=== Exercise objective ===
Extract the lines of the items from the one containing "x-tick-label: 07:20 [346, 333, 392, 352]" through the end of the items, and reproduce them without any changes.

Listings of boxed layout items:
*-*-*
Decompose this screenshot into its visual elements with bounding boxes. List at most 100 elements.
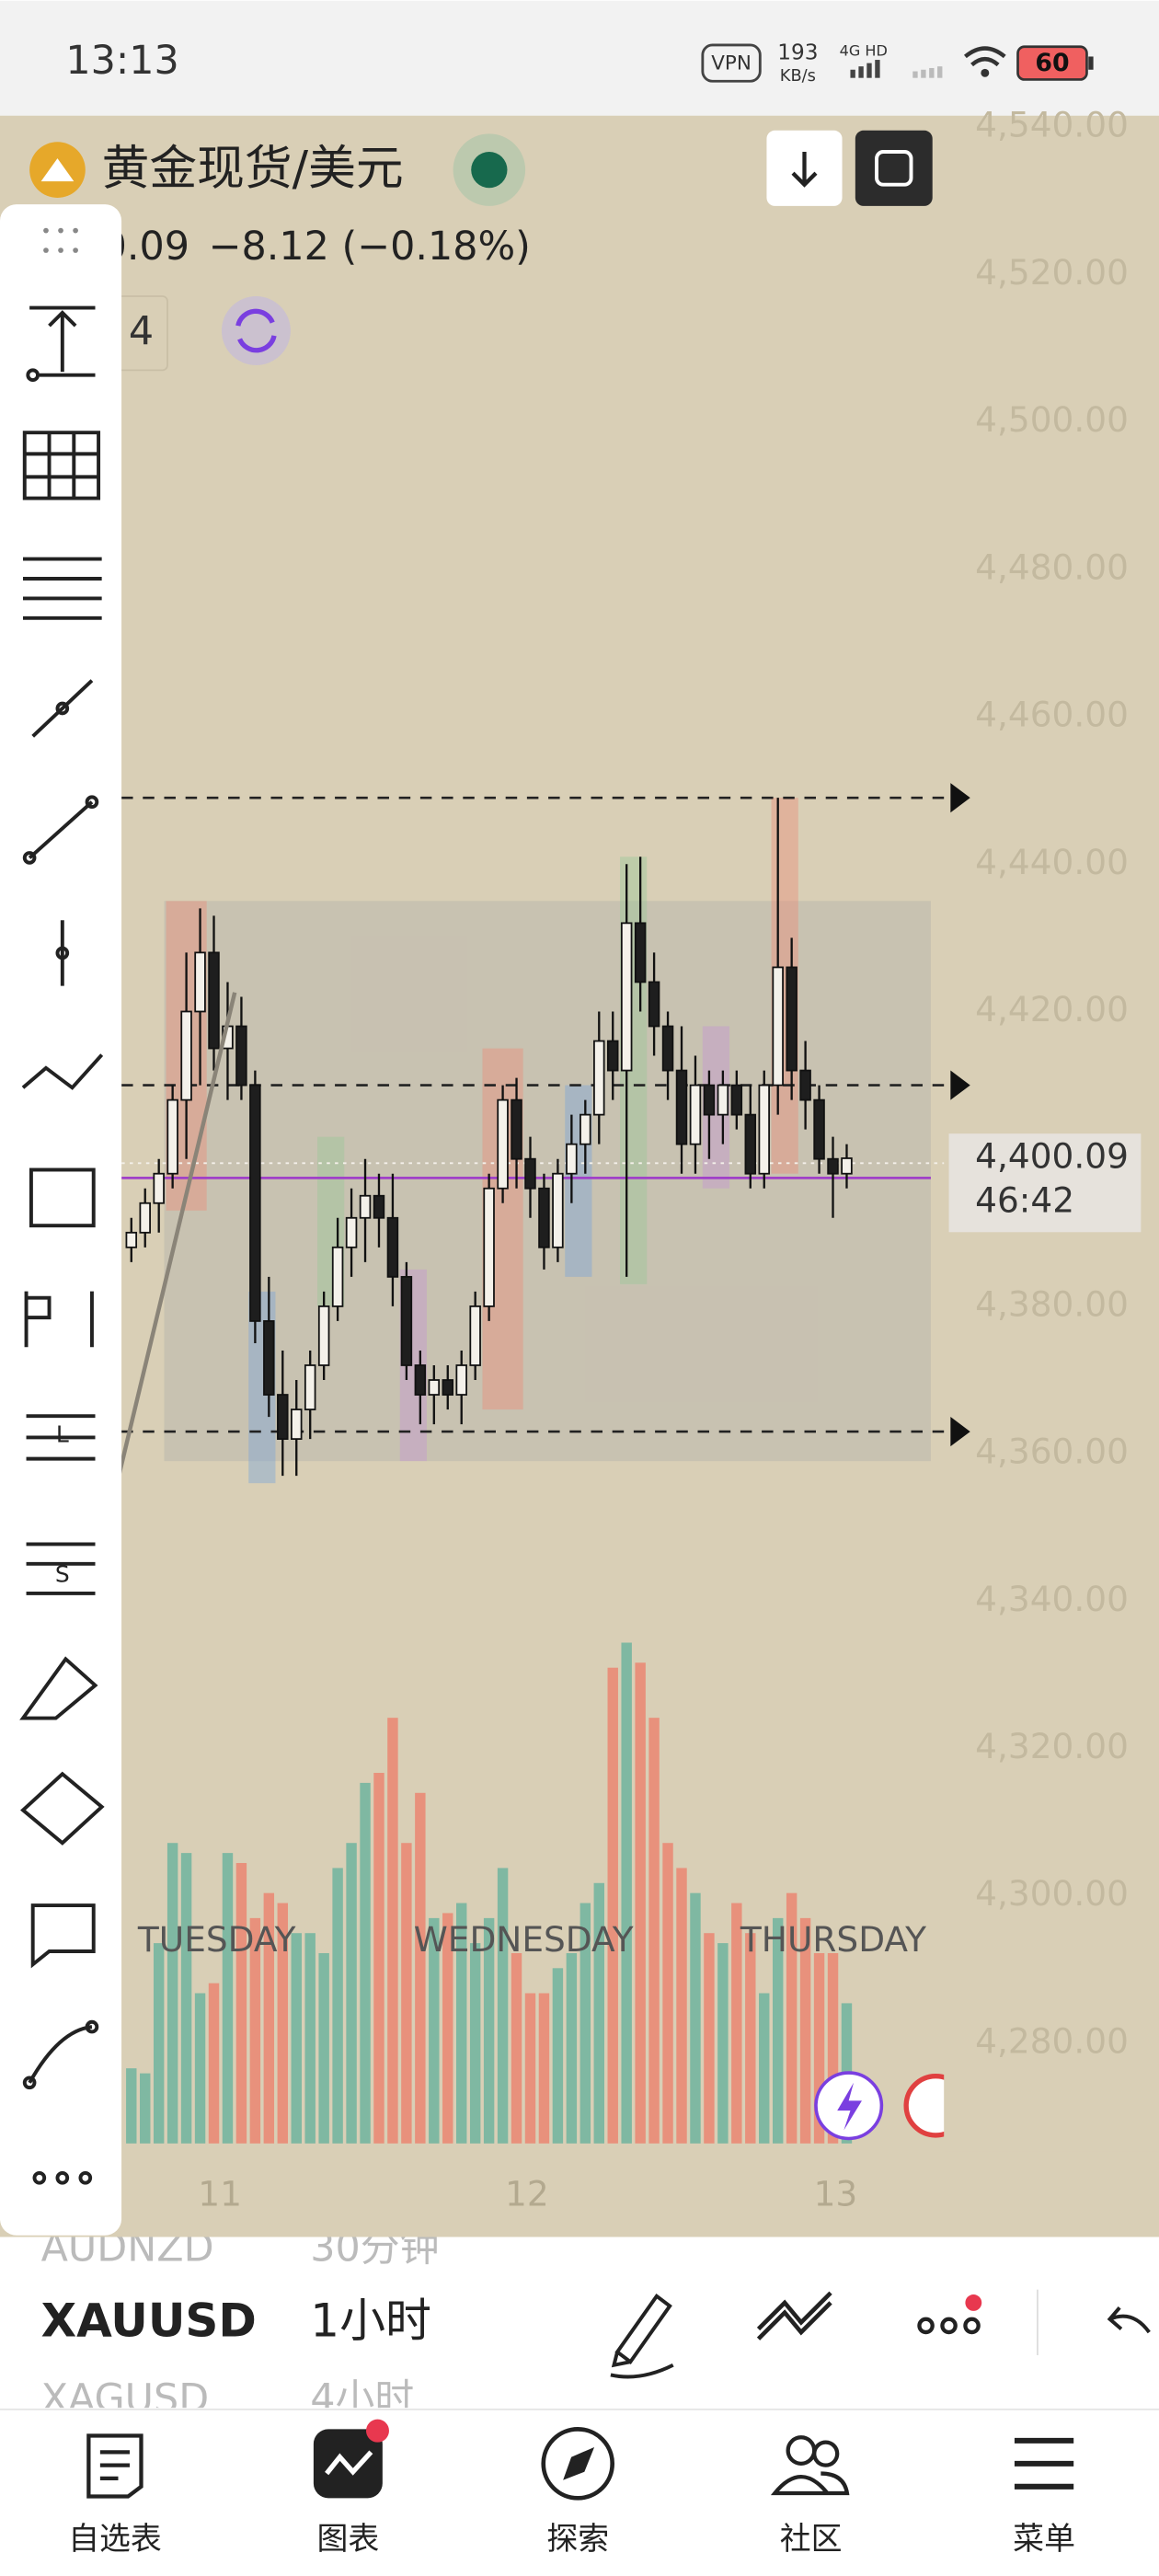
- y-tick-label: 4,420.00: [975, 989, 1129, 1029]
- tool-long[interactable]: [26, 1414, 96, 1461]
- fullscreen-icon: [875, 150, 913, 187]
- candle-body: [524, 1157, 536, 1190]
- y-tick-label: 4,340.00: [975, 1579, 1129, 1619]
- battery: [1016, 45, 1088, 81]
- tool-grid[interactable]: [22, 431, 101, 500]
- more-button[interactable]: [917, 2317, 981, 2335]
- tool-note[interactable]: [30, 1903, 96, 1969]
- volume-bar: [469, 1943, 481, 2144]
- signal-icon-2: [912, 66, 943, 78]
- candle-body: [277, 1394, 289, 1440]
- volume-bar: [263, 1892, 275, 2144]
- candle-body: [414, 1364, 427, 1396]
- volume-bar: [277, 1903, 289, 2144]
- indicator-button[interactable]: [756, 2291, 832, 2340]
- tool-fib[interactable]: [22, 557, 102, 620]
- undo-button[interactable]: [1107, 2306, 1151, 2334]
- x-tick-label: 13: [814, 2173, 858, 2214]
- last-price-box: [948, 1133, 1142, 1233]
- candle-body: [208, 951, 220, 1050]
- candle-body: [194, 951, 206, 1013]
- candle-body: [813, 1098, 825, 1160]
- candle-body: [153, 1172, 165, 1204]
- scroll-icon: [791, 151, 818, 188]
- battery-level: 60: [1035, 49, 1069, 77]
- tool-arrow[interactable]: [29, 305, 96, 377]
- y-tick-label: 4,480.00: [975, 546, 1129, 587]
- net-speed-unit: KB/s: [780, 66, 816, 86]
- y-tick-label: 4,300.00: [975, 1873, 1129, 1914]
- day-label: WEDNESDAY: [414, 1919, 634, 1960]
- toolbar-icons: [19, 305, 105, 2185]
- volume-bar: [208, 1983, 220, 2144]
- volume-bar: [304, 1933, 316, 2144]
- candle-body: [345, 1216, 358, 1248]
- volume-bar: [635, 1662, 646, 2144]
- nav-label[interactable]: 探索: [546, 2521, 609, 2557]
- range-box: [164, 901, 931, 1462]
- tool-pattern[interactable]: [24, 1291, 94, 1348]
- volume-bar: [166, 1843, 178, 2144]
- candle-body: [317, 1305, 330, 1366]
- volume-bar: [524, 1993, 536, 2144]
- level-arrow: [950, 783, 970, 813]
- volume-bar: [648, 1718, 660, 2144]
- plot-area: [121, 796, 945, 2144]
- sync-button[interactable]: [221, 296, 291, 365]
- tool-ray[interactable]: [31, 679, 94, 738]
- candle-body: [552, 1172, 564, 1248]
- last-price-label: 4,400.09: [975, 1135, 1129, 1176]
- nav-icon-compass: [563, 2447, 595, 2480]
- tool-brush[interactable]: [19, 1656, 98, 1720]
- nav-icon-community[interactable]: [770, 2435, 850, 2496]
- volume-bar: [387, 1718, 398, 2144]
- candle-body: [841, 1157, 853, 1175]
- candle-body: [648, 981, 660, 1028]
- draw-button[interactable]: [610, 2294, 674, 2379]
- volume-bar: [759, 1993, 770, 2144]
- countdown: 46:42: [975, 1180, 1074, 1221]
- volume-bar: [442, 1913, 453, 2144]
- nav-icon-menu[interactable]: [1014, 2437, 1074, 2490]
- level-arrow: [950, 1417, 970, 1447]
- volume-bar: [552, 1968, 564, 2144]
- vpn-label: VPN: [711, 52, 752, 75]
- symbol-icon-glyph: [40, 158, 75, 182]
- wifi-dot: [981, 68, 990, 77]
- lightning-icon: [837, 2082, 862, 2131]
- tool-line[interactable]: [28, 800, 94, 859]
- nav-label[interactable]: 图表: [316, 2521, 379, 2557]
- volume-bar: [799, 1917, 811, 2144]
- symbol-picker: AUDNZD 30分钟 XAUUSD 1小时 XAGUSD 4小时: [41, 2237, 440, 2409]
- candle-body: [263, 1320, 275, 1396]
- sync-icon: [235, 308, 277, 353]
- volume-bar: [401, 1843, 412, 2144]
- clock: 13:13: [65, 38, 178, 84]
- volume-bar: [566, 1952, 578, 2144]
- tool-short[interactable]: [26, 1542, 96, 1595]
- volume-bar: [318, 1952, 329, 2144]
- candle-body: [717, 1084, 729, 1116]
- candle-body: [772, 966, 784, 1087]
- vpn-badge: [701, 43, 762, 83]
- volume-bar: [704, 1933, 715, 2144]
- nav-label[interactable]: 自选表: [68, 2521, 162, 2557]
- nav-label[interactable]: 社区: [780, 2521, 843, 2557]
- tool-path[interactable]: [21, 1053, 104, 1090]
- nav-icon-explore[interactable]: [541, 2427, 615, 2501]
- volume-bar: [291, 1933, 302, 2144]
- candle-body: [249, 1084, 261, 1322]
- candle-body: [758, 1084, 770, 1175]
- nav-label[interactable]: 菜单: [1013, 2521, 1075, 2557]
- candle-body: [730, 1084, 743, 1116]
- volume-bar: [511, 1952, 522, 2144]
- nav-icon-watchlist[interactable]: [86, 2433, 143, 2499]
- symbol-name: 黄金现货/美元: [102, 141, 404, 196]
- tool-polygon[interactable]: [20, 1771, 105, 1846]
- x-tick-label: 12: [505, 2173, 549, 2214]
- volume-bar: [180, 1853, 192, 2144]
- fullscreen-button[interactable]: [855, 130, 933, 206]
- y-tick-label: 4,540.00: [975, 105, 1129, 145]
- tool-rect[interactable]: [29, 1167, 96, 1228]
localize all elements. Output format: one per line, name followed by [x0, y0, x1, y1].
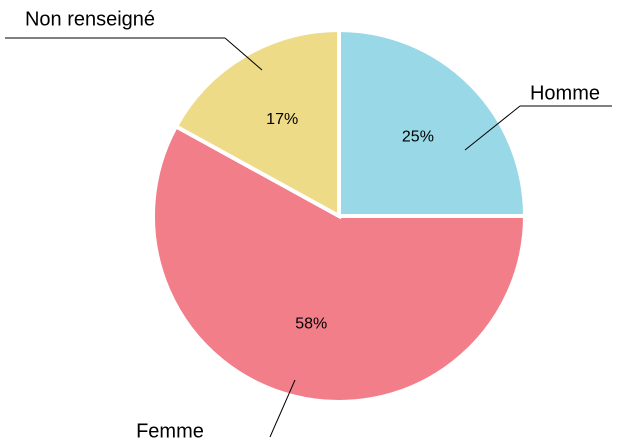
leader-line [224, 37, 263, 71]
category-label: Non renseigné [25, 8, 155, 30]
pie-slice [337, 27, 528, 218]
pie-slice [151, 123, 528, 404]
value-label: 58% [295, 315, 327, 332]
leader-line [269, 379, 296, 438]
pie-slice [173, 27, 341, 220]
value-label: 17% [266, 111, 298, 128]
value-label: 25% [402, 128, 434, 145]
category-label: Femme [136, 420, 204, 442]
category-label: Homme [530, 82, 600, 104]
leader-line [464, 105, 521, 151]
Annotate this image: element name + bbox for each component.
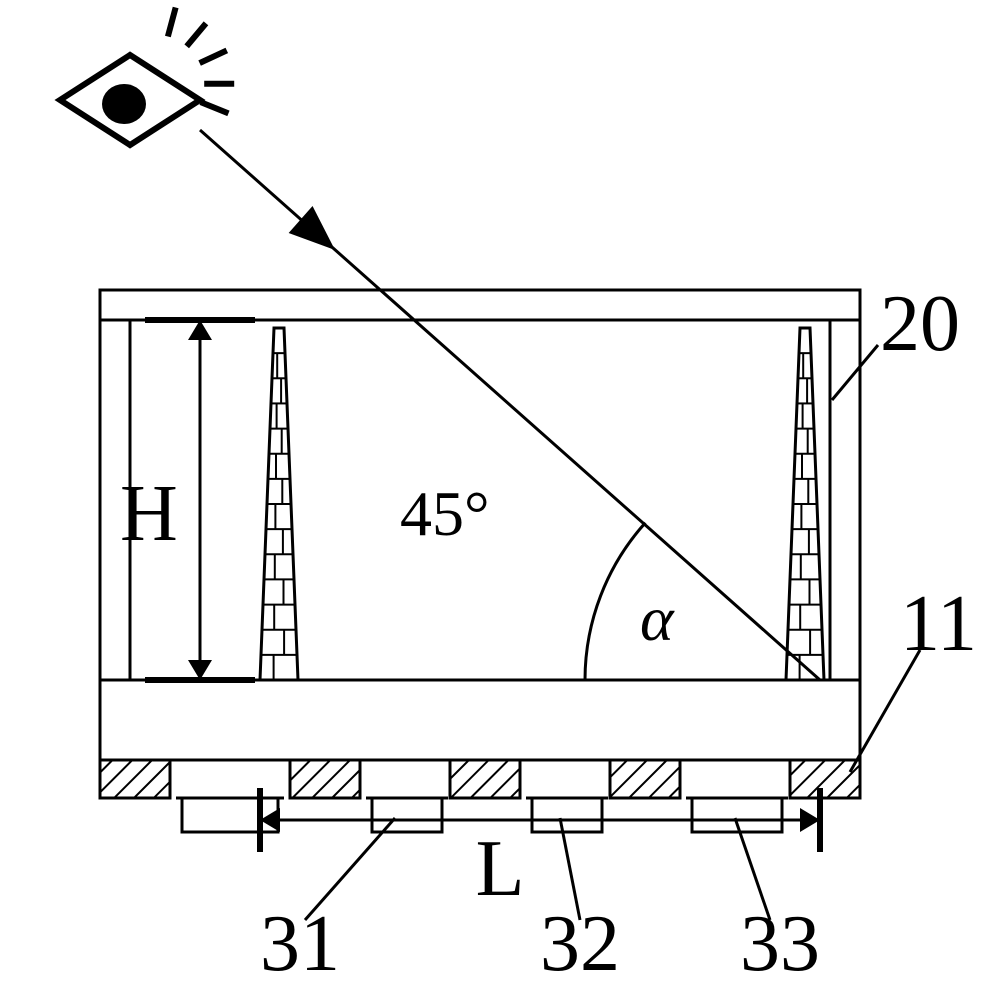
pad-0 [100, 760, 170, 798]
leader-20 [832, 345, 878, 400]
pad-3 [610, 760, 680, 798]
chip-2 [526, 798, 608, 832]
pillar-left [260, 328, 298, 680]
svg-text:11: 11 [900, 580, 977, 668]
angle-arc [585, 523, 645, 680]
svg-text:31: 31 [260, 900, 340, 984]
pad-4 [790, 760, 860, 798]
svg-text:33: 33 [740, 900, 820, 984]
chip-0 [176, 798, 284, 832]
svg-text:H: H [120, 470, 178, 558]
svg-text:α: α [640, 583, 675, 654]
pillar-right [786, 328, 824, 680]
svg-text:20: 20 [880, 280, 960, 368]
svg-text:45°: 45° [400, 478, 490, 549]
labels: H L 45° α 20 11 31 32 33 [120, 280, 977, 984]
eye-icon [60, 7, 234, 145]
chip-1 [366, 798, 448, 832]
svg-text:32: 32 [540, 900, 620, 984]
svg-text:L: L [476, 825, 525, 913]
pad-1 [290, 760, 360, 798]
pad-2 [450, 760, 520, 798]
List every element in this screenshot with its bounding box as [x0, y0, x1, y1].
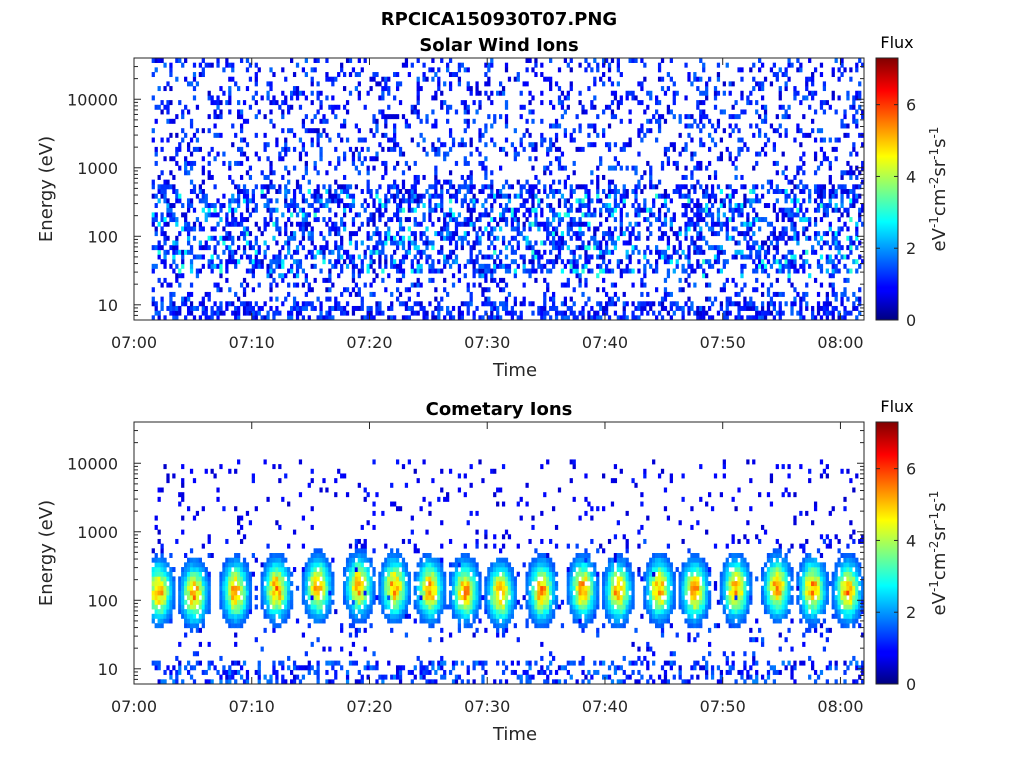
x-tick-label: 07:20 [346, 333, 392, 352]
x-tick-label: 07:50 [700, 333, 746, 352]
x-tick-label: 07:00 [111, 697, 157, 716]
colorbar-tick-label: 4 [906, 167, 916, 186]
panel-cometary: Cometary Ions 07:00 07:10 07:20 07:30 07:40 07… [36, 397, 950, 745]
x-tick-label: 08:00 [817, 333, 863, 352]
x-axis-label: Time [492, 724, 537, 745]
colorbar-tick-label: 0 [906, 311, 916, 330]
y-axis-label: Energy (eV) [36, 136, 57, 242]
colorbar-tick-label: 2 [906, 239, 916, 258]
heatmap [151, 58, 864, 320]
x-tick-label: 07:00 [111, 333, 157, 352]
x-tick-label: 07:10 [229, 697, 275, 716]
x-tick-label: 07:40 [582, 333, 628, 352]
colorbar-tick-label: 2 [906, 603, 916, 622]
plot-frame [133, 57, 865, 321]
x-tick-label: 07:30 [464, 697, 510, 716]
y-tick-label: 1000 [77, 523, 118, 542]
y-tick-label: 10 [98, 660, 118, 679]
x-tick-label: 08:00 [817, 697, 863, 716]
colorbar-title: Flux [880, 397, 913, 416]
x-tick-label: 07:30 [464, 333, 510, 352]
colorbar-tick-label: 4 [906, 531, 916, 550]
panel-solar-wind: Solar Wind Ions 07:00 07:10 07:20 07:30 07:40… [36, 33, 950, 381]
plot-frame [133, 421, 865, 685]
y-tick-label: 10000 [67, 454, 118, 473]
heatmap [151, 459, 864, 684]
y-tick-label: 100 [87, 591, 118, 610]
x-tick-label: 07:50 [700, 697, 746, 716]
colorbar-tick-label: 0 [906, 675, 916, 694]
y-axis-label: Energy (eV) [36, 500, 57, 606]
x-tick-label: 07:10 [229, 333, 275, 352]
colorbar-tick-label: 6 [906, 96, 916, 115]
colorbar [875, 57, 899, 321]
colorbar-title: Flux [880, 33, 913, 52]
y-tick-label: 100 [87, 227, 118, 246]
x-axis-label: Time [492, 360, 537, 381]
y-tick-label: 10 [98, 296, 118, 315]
*-*-*
=== Answer to this task ===
x-tick-label: 07:20 [346, 333, 392, 352]
x-tick-label: 07:50 [700, 333, 746, 352]
x-tick-label: 07:00 [111, 697, 157, 716]
colorbar-tick-label: 4 [906, 167, 916, 186]
panel-cometary: Cometary Ions 07:00 07:10 07:20 07:30 07:40 07… [36, 397, 950, 745]
x-tick-label: 08:00 [817, 333, 863, 352]
x-axis-label: Time [492, 724, 537, 745]
colorbar-tick-label: 0 [906, 311, 916, 330]
y-axis-label: Energy (eV) [36, 136, 57, 242]
colorbar-tick-label: 2 [906, 239, 916, 258]
heatmap [151, 58, 864, 320]
x-tick-label: 07:00 [111, 333, 157, 352]
x-tick-label: 07:10 [229, 697, 275, 716]
x-tick-label: 07:40 [582, 333, 628, 352]
colorbar-tick-label: 2 [906, 603, 916, 622]
plot-frame [133, 57, 865, 321]
x-tick-label: 07:30 [464, 697, 510, 716]
y-tick-label: 1000 [77, 523, 118, 542]
y-tick-label: 10 [98, 660, 118, 679]
x-tick-label: 08:00 [817, 697, 863, 716]
colorbar-title: Flux [880, 397, 913, 416]
x-tick-label: 07:30 [464, 333, 510, 352]
colorbar-tick-label: 4 [906, 531, 916, 550]
panel-solar-wind: Solar Wind Ions 07:00 07:10 07:20 07:30 07:40… [36, 33, 950, 381]
plot-frame [133, 421, 865, 685]
y-tick-label: 10000 [67, 454, 118, 473]
heatmap [151, 459, 864, 684]
y-tick-label: 100 [87, 591, 118, 610]
x-tick-label: 07:50 [700, 697, 746, 716]
colorbar-tick-label: 0 [906, 675, 916, 694]
y-axis-label: Energy (eV) [36, 500, 57, 606]
x-tick-label: 07:10 [229, 333, 275, 352]
colorbar-tick-label: 6 [906, 96, 916, 115]
colorbar [875, 57, 899, 321]
colorbar-title: Flux [880, 33, 913, 52]
y-tick-label: 100 [87, 227, 118, 246]
x-axis-label: Time [492, 360, 537, 381]
y-tick-label: 10 [98, 296, 118, 315]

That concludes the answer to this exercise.